begin Extracted information

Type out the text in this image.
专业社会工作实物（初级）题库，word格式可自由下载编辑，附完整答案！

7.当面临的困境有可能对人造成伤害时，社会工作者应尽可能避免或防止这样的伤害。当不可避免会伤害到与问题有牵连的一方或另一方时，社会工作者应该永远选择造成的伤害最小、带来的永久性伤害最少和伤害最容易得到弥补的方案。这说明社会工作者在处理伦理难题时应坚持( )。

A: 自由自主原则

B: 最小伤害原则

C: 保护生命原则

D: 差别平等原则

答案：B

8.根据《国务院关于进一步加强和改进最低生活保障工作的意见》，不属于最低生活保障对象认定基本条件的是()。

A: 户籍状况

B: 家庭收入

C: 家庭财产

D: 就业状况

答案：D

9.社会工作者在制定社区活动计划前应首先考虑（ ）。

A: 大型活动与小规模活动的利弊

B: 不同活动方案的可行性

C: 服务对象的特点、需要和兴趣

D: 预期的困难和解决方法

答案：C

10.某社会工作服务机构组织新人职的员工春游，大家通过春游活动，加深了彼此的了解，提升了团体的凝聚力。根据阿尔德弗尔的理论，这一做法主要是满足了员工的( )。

end Extracted information
begin Extracted information

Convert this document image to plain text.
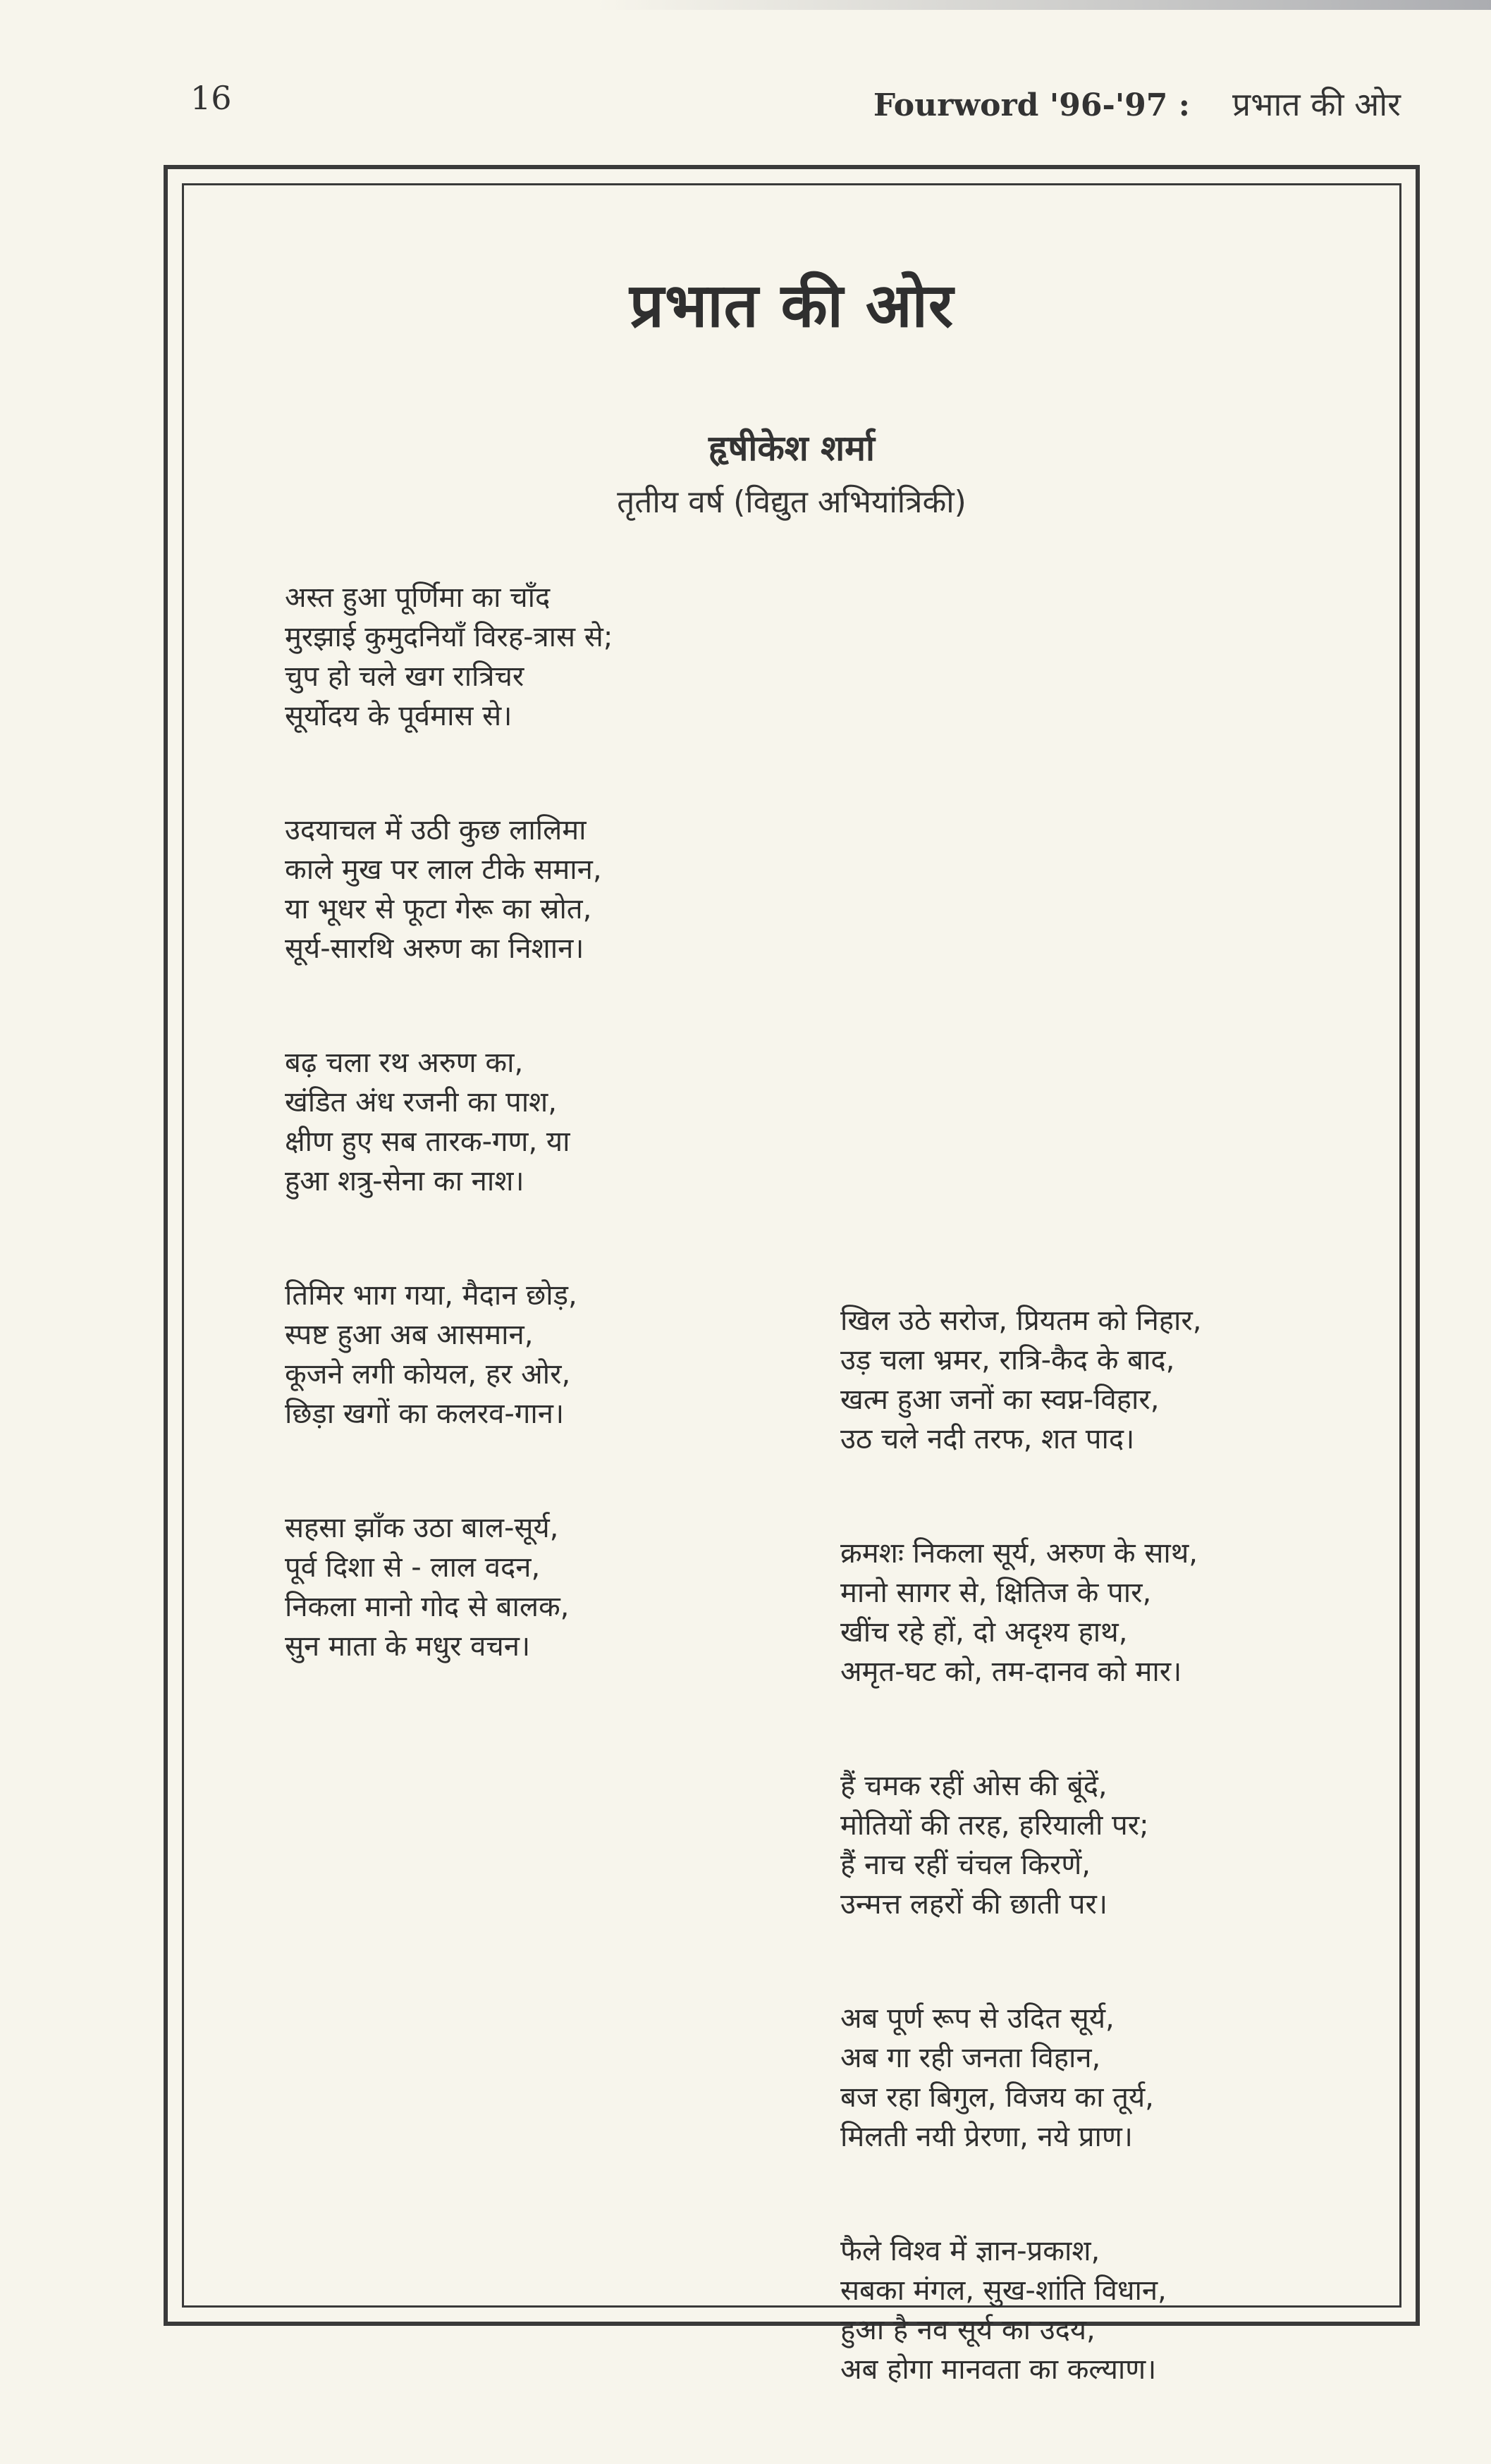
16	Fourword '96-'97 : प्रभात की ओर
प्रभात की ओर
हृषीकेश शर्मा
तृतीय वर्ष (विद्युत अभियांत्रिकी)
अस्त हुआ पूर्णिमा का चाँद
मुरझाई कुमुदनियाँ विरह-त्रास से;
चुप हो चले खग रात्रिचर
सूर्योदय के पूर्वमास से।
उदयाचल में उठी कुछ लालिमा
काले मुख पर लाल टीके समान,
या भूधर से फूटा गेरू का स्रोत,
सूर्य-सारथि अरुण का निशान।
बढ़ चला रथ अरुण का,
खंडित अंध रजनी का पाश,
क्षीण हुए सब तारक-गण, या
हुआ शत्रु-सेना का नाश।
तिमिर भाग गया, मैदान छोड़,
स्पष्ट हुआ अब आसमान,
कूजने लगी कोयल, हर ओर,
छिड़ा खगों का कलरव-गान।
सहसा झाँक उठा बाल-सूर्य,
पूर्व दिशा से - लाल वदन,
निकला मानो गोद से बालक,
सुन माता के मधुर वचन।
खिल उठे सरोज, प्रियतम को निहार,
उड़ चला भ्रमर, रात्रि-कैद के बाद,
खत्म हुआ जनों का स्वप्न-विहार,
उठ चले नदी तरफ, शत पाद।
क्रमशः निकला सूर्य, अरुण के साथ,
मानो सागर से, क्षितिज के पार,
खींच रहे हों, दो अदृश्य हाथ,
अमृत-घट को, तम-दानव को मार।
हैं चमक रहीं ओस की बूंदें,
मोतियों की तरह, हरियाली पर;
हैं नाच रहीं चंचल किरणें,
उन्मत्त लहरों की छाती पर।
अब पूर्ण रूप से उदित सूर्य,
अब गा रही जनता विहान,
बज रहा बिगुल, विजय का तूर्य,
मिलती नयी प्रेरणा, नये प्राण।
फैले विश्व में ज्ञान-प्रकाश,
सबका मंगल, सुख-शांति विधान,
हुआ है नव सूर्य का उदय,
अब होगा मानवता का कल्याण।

end Extracted information
begin Extracted information

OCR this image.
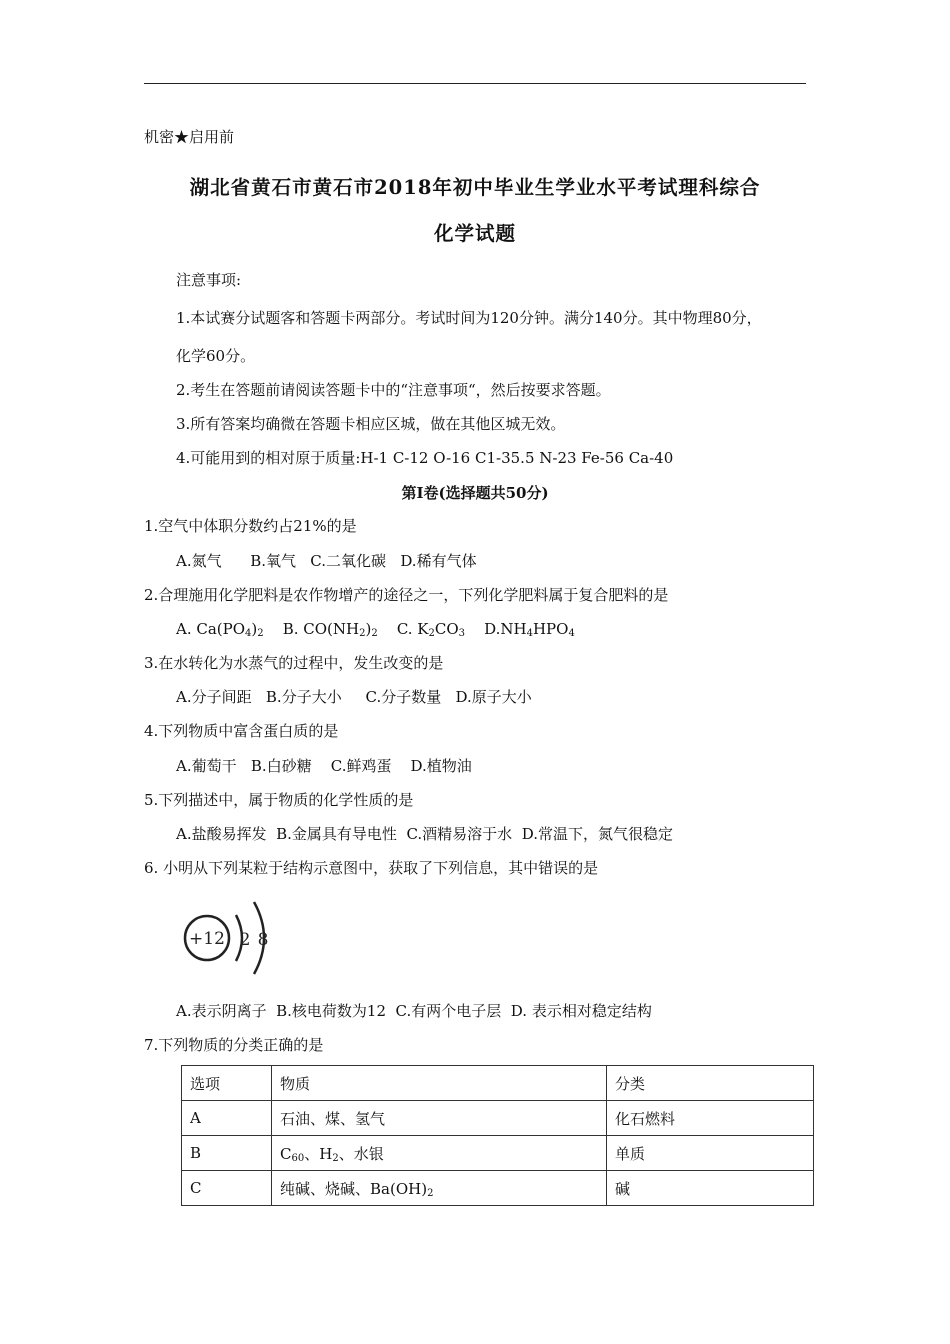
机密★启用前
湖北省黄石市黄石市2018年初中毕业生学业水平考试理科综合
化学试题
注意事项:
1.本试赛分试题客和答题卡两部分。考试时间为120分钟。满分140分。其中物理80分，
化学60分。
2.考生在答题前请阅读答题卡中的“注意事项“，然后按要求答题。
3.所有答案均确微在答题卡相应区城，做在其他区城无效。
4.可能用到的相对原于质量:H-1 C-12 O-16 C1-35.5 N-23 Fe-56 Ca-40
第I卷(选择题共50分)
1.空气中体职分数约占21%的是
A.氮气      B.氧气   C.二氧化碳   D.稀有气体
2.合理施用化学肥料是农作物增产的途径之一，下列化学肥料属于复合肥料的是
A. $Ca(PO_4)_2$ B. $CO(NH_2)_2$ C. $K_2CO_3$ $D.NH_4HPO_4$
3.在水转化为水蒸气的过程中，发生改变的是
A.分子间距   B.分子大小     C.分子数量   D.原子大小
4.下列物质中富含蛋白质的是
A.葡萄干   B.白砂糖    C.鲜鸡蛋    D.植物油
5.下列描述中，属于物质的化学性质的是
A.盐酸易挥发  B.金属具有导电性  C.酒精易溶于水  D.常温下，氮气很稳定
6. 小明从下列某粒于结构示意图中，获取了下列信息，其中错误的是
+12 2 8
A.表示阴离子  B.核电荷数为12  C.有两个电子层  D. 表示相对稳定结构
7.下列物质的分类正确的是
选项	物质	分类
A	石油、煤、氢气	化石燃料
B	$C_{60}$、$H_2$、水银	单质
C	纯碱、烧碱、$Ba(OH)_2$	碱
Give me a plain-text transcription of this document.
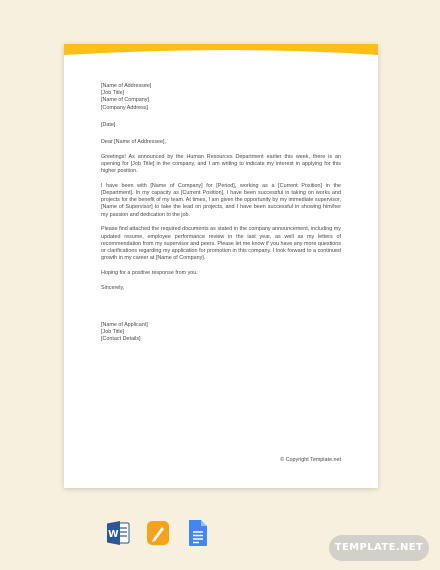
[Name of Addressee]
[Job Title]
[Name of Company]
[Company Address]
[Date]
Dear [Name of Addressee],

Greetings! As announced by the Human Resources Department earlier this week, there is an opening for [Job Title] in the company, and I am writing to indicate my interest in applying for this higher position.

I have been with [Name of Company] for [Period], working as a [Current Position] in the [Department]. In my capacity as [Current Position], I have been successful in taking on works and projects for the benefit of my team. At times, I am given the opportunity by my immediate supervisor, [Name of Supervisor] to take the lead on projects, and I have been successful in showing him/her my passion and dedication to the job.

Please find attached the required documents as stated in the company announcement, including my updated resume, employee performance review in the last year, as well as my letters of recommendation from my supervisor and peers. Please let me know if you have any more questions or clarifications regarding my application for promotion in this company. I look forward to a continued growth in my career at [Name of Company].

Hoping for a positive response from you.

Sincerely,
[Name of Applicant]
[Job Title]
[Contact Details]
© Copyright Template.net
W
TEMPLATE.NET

end Extracted information

Request: Check each line above for the word "image" and copy the ones that have it.

Worked answer:
Type out the text in this image.
Convert this document image to plain text.
OCR this image.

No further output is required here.